- Exercise -
Print all the entries verbatim.

(Stored entries)
▶
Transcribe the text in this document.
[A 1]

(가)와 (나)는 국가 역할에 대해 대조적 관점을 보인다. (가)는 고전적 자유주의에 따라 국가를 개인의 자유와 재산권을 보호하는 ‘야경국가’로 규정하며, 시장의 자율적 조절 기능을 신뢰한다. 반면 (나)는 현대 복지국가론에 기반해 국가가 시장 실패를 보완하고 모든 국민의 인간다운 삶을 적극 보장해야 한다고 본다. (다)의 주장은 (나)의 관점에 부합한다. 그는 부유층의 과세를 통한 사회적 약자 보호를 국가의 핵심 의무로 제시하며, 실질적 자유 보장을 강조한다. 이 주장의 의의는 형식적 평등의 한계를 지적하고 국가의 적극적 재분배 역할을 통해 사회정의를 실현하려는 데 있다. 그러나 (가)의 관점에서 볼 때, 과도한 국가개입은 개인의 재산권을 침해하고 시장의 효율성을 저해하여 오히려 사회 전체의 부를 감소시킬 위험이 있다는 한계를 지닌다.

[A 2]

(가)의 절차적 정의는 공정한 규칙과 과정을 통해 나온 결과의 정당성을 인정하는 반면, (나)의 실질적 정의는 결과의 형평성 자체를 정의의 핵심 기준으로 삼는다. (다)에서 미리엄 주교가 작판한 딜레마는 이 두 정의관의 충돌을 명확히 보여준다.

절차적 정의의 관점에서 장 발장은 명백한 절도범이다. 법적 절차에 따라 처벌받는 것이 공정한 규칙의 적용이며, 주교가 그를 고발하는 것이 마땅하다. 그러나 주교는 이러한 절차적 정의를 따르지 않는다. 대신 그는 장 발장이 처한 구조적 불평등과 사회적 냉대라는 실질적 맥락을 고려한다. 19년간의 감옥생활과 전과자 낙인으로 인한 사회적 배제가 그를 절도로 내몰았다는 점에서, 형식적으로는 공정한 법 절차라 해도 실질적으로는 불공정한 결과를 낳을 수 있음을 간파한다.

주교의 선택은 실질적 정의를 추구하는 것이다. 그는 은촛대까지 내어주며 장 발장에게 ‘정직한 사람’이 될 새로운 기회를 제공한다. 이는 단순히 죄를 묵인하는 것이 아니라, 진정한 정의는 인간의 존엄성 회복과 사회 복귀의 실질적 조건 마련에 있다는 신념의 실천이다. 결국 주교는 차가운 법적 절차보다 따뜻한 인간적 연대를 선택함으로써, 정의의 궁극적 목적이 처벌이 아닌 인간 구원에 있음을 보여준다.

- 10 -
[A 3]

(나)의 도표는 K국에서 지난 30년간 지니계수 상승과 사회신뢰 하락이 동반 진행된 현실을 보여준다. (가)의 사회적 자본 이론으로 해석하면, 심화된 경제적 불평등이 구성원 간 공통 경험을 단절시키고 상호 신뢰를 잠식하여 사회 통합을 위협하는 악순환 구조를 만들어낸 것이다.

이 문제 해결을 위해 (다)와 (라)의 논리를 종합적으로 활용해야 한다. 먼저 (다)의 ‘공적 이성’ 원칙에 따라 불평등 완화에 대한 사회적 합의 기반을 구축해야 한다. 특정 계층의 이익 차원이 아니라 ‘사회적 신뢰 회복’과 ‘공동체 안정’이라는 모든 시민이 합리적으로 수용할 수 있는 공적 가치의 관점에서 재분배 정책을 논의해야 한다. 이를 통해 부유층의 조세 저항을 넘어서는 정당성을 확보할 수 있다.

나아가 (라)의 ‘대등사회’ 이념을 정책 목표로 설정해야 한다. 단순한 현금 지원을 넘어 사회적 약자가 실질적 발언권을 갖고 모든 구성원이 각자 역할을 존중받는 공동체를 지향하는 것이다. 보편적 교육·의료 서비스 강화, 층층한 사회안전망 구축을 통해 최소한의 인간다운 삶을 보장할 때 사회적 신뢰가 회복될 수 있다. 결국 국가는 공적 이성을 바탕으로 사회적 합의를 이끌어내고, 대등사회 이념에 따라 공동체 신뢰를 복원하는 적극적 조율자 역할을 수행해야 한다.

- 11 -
◀
- Task response -
Transcribe the text in this document.
[A 1]

(가)와 (나)는 국가 역할에 대해 대조적 관점을 보인다. (가)는 고전적 자유주의에 따라 국가를 개인의 자유와 재산권을 보호하는 ‘야경국가’로 규정하며, 시장의 자율적 조절 기능을 신뢰한다. 반면 (나)는 현대 복지국가론에 기반해 국가가 시장 실패를 보완하고 모든 국민의 인간다운 삶을 적극 보장해야 한다고 본다. (다)의 주장은 (나)의 관점에 부합한다. 그는 부유층의 과세를 통한 사회적 약자 보호를 국가의 핵심 의무로 제시하며, 실질적 자유 보장을 강조한다. 이 주장의 의의는 형식적 평등의 한계를 지적하고 국가의 적극적 재분배 역할을 통해 사회정의를 실현하려는 데 있다. 그러나 (가)의 관점에서 볼 때, 과도한 국가개입은 개인의 재산권을 침해하고 시장의 효율성을 저해하여 오히려 사회 전체의 부를 감소시킬 위험이 있다는 한계를 지닌다.

[A 2]

(가)의 절차적 정의는 공정한 규칙과 과정을 통해 나온 결과의 정당성을 인정하는 반면, (나)의 실질적 정의는 결과의 형평성 자체를 정의의 핵심 기준으로 삼는다. (다)에서 미리엄 주교가 작판한 딜레마는 이 두 정의관의 충돌을 명확히 보여준다.

절차적 정의의 관점에서 장 발장은 명백한 절도범이다. 법적 절차에 따라 처벌받는 것이 공정한 규칙의 적용이며, 주교가 그를 고발하는 것이 마땅하다. 그러나 주교는 이러한 절차적 정의를 따르지 않는다. 대신 그는 장 발장이 처한 구조적 불평등과 사회적 냉대라는 실질적 맥락을 고려한다. 19년간의 감옥생활과 전과자 낙인으로 인한 사회적 배제가 그를 절도로 내몰았다는 점에서, 형식적으로는 공정한 법 절차라 해도 실질적으로는 불공정한 결과를 낳을 수 있음을 간파한다.

주교의 선택은 실질적 정의를 추구하는 것이다. 그는 은촛대까지 내어주며 장 발장에게 ‘정직한 사람’이 될 새로운 기회를 제공한다. 이는 단순히 죄를 묵인하는 것이 아니라, 진정한 정의는 인간의 존엄성 회복과 사회 복귀의 실질적 조건 마련에 있다는 신념의 실천이다. 결국 주교는 차가운 법적 절차보다 따뜻한 인간적 연대를 선택함으로써, 정의의 궁극적 목적이 처벌이 아닌 인간 구원에 있음을 보여준다.

- 10 -
[A 3]

(나)의 도표는 K국에서 지난 30년간 지니계수 상승과 사회신뢰 하락이 동반 진행된 현실을 보여준다. (가)의 사회적 자본 이론으로 해석하면, 심화된 경제적 불평등이 구성원 간 공통 경험을 단절시키고 상호 신뢰를 잠식하여 사회 통합을 위협하는 악순환 구조를 만들어낸 것이다.

이 문제 해결을 위해 (다)와 (라)의 논리를 종합적으로 활용해야 한다. 먼저 (다)의 ‘공적 이성’ 원칙에 따라 불평등 완화에 대한 사회적 합의 기반을 구축해야 한다. 특정 계층의 이익 차원이 아니라 ‘사회적 신뢰 회복’과 ‘공동체 안정’이라는 모든 시민이 합리적으로 수용할 수 있는 공적 가치의 관점에서 재분배 정책을 논의해야 한다. 이를 통해 부유층의 조세 저항을 넘어서는 정당성을 확보할 수 있다.

나아가 (라)의 ‘대등사회’ 이념을 정책 목표로 설정해야 한다. 단순한 현금 지원을 넘어 사회적 약자가 실질적 발언권을 갖고 모든 구성원이 각자 역할을 존중받는 공동체를 지향하는 것이다. 보편적 교육·의료 서비스 강화, 층층한 사회안전망 구축을 통해 최소한의 인간다운 삶을 보장할 때 사회적 신뢰가 회복될 수 있다. 결국 국가는 공적 이성을 바탕으로 사회적 합의를 이끌어내고, 대등사회 이념에 따라 공동체 신뢰를 복원하는 적극적 조율자 역할을 수행해야 한다.

- 11 -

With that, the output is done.